What needs to be done: Transcribe the data that follows precisely, omitting nothing.

Exercise inputs:
==============================

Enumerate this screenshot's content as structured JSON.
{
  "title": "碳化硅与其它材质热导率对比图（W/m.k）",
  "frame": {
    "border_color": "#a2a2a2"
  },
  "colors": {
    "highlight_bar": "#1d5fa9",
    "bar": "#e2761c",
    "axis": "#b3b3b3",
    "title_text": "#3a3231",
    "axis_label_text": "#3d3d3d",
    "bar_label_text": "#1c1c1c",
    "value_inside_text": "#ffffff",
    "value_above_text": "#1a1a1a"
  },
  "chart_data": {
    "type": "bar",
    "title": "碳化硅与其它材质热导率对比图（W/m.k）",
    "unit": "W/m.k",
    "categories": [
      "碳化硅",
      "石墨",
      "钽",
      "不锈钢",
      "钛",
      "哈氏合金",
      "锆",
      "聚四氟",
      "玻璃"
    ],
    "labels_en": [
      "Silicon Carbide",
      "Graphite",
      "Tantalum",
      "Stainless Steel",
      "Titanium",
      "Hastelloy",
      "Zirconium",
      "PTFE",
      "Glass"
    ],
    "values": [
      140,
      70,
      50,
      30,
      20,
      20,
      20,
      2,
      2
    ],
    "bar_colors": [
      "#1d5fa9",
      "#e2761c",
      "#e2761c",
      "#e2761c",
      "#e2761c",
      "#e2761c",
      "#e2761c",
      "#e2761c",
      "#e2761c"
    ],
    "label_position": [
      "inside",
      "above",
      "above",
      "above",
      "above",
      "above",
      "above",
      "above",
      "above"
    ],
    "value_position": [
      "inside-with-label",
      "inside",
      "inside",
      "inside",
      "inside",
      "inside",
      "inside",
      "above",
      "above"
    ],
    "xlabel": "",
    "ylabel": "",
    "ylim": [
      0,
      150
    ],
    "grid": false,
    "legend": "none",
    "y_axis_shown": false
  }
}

==============================

Exercise result:
Enumerate this screenshot's content as structured JSON.
{
  "title": "碳化硅与其它材质热导率对比图（W/m.k）",
  "frame": {
    "border_color": "#a2a2a2"
  },
  "colors": {
    "highlight_bar": "#1d5fa9",
    "bar": "#e2761c",
    "axis": "#b3b3b3",
    "title_text": "#3a3231",
    "axis_label_text": "#3d3d3d",
    "bar_label_text": "#1c1c1c",
    "value_inside_text": "#ffffff",
    "value_above_text": "#1a1a1a"
  },
  "chart_data": {
    "type": "bar",
    "title": "碳化硅与其它材质热导率对比图（W/m.k）",
    "unit": "W/m.k",
    "categories": [
      "碳化硅",
      "石墨",
      "钽",
      "不锈钢",
      "钛",
      "哈氏合金",
      "锆",
      "聚四氟",
      "玻璃"
    ],
    "labels_en": [
      "Silicon Carbide",
      "Graphite",
      "Tantalum",
      "Stainless Steel",
      "Titanium",
      "Hastelloy",
      "Zirconium",
      "PTFE",
      "Glass"
    ],
    "values": [
      140,
      70,
      50,
      30,
      20,
      20,
      20,
      2,
      2
    ],
    "bar_colors": [
      "#1d5fa9",
      "#e2761c",
      "#e2761c",
      "#e2761c",
      "#e2761c",
      "#e2761c",
      "#e2761c",
      "#e2761c",
      "#e2761c"
    ],
    "label_position": [
      "inside",
      "above",
      "above",
      "above",
      "above",
      "above",
      "above",
      "above",
      "above"
    ],
    "value_position": [
      "inside-with-label",
      "inside",
      "inside",
      "inside",
      "inside",
      "inside",
      "inside",
      "above",
      "above"
    ],
    "xlabel": "",
    "ylabel": "",
    "ylim": [
      0,
      150
    ],
    "grid": false,
    "legend": "none",
    "y_axis_shown": false
  }
}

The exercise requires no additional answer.